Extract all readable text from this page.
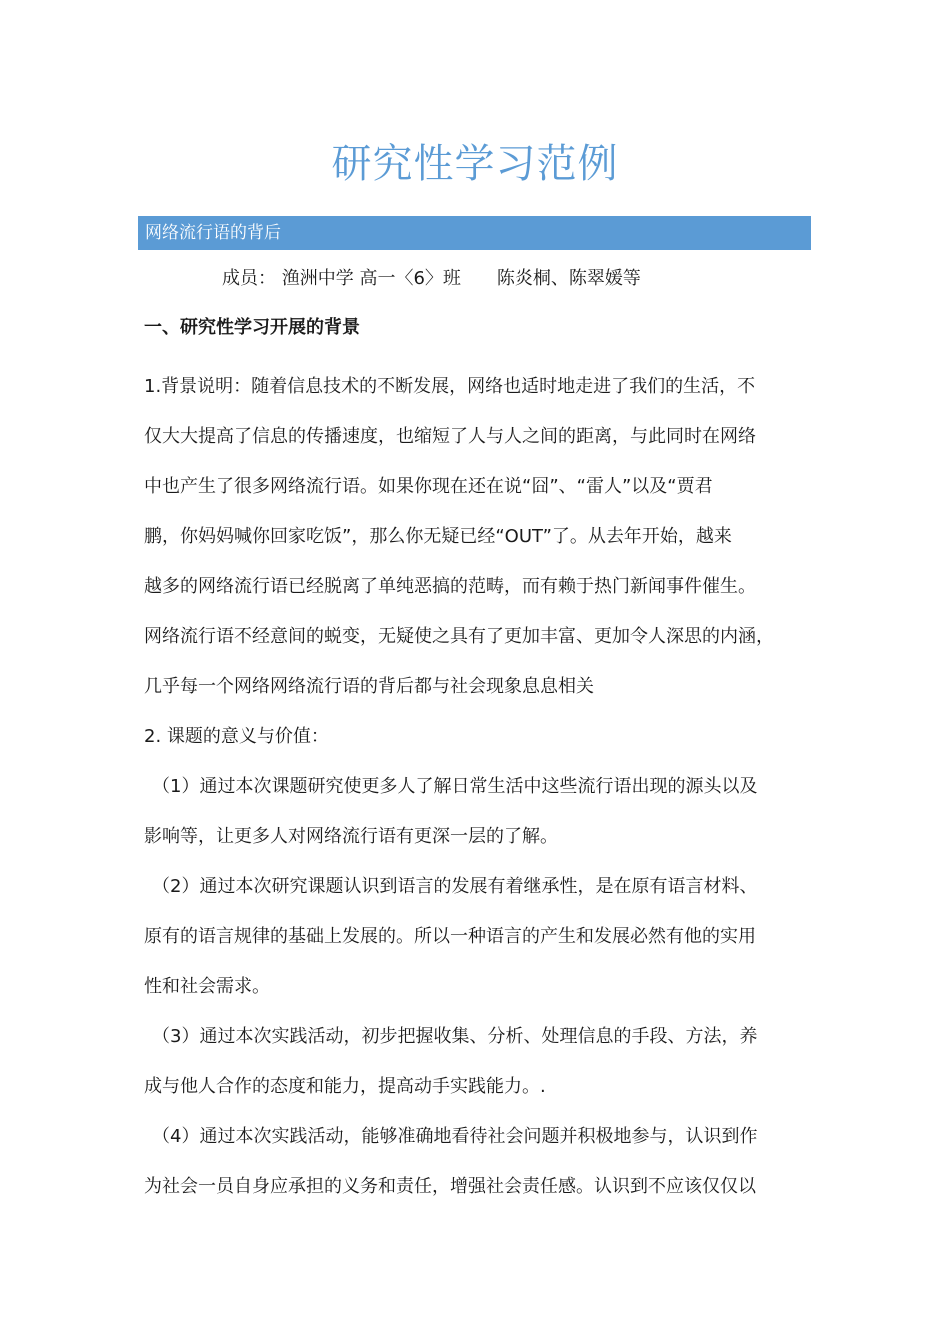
研究性学习范例
网络流行语的背后
成员： 渔洲中学 高一〈6〉班 陈炎桐、陈翠媛等

一、研究性学习开展的背景

1.背景说明：随着信息技术的不断发展，网络也适时地走进了我们的生活，不

仅大大提高了信息的传播速度，也缩短了人与人之间的距离，与此同时在网络

中也产生了很多网络流行语。如果你现在还在说“囧”、“雷人”以及“贾君

鹏，你妈妈喊你回家吃饭”，那么你无疑已经“OUT”了。从去年开始，越来

越多的网络流行语已经脱离了单纯恶搞的范畴，而有赖于热门新闻事件催生。

网络流行语不经意间的蜕变，无疑使之具有了更加丰富、更加令人深思的内涵，

几乎每一个网络网络流行语的背后都与社会现象息息相关

2. 课题的意义与价值：

（1）通过本次课题研究使更多人了解日常生活中这些流行语出现的源头以及

影响等，让更多人对网络流行语有更深一层的了解。

（2）通过本次研究课题认识到语言的发展有着继承性，是在原有语言材料、

原有的语言规律的基础上发展的。所以一种语言的产生和发展必然有他的实用

性和社会需求。

（3）通过本次实践活动，初步把握收集、分析、处理信息的手段、方法，养

成与他人合作的态度和能力，提高动手实践能力。.

（4）通过本次实践活动，能够准确地看待社会问题并积极地参与，认识到作

为社会一员自身应承担的义务和责任，增强社会责任感。认识到不应该仅仅以
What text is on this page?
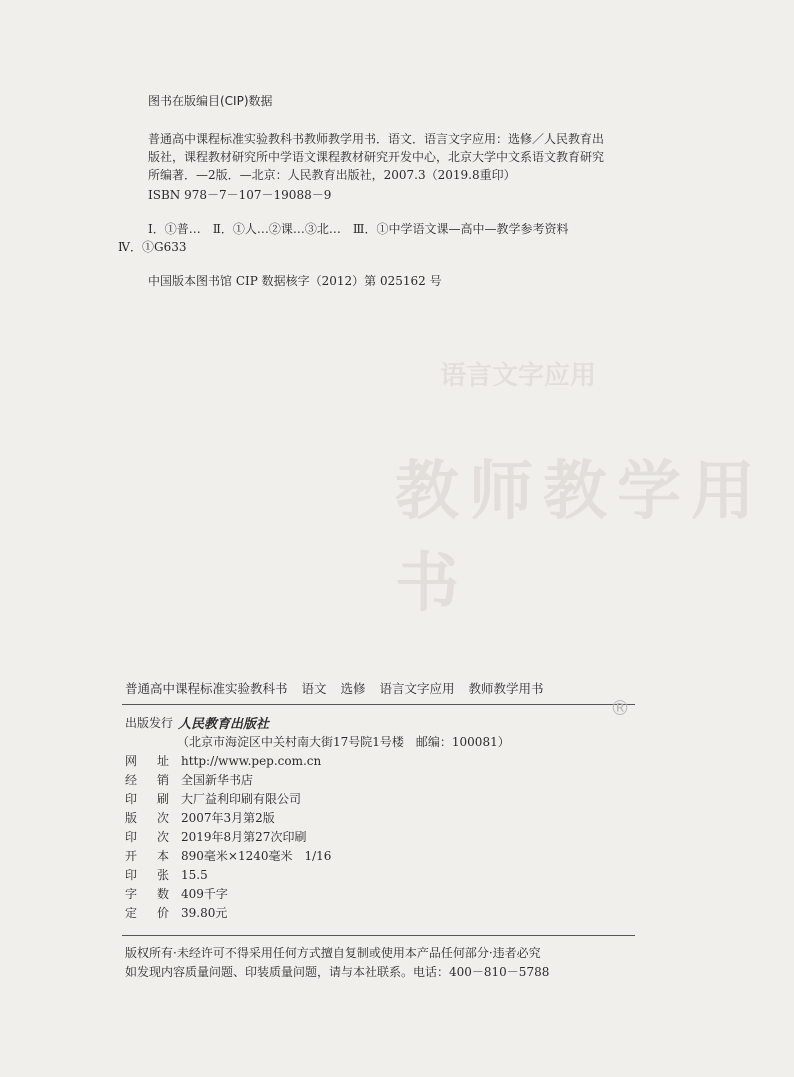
语言文字应用
教师教学用书
图书在版编目(CIP)数据

普通高中课程标准实验教科书教师教学用书．语文．语言文字应用：选修／人民教育出版社，课程教材研究所中学语文课程教材研究开发中心，北京大学中文系语文教育研究所编著．—2版．—北京：人民教育出版社，2007.3（2019.8重印）

ISBN 978－7－107－19088－9
Ⅰ．①普…　Ⅱ．①人…②课…③北…　Ⅲ．①中学语文课—高中—教学参考资料
Ⅳ．①G633
中国版本图书馆 CIP 数据核字（2012）第 025162 号
普通高中课程标准实验教科书 语文 选修 语言文字应用 教师教学用书
®
出版发行 人民教育出版社
（北京市海淀区中关村南大街17号院1号楼　邮编：100081）
网 址 http://www.pep.com.cn
经 销 全国新华书店
印 刷 大厂益利印刷有限公司
版 次 2007年3月第2版
印 次 2019年8月第27次印刷
开 本 890毫米×1240毫米　1/16
印 张 15.5
字 数 409千字
定 价 39.80元
版权所有·未经许可不得采用任何方式擅自复制或使用本产品任何部分·违者必究
如发现内容质量问题、印装质量问题，请与本社联系。电话：400－810－5788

* **Stated problem**
Do not copy the pictures, but repeat every line exactly.

* **Final answer**
Extract all readable text from this page.
研究性学习范例
网络流行语的背后
成员： 渔洲中学 高一〈6〉班 陈炎桐、陈翠媛等

一、研究性学习开展的背景

1.背景说明：随着信息技术的不断发展，网络也适时地走进了我们的生活，不

仅大大提高了信息的传播速度，也缩短了人与人之间的距离，与此同时在网络

中也产生了很多网络流行语。如果你现在还在说“囧”、“雷人”以及“贾君

鹏，你妈妈喊你回家吃饭”，那么你无疑已经“OUT”了。从去年开始，越来

越多的网络流行语已经脱离了单纯恶搞的范畴，而有赖于热门新闻事件催生。

网络流行语不经意间的蜕变，无疑使之具有了更加丰富、更加令人深思的内涵，

几乎每一个网络网络流行语的背后都与社会现象息息相关

2. 课题的意义与价值：

（1）通过本次课题研究使更多人了解日常生活中这些流行语出现的源头以及

影响等，让更多人对网络流行语有更深一层的了解。

（2）通过本次研究课题认识到语言的发展有着继承性，是在原有语言材料、

原有的语言规律的基础上发展的。所以一种语言的产生和发展必然有他的实用

性和社会需求。

（3）通过本次实践活动，初步把握收集、分析、处理信息的手段、方法，养

成与他人合作的态度和能力，提高动手实践能力。.

（4）通过本次实践活动，能够准确地看待社会问题并积极地参与，认识到作

为社会一员自身应承担的义务和责任，增强社会责任感。认识到不应该仅仅以
What text is on this page?
语言文字应用
教师教学用书
图书在版编目(CIP)数据

普通高中课程标准实验教科书教师教学用书．语文．语言文字应用：选修／人民教育出版社，课程教材研究所中学语文课程教材研究开发中心，北京大学中文系语文教育研究所编著．—2版．—北京：人民教育出版社，2007.3（2019.8重印）

ISBN 978－7－107－19088－9
Ⅰ．①普…　Ⅱ．①人…②课…③北…　Ⅲ．①中学语文课—高中—教学参考资料
Ⅳ．①G633
中国版本图书馆 CIP 数据核字（2012）第 025162 号
普通高中课程标准实验教科书 语文 选修 语言文字应用 教师教学用书
®
出版发行 人民教育出版社
（北京市海淀区中关村南大街17号院1号楼　邮编：100081）
网 址 http://www.pep.com.cn
经 销 全国新华书店
印 刷 大厂益利印刷有限公司
版 次 2007年3月第2版
印 次 2019年8月第27次印刷
开 本 890毫米×1240毫米　1/16
印 张 15.5
字 数 409千字
定 价 39.80元
版权所有·未经许可不得采用任何方式擅自复制或使用本产品任何部分·违者必究
如发现内容质量问题、印装质量问题，请与本社联系。电话：400－810－5788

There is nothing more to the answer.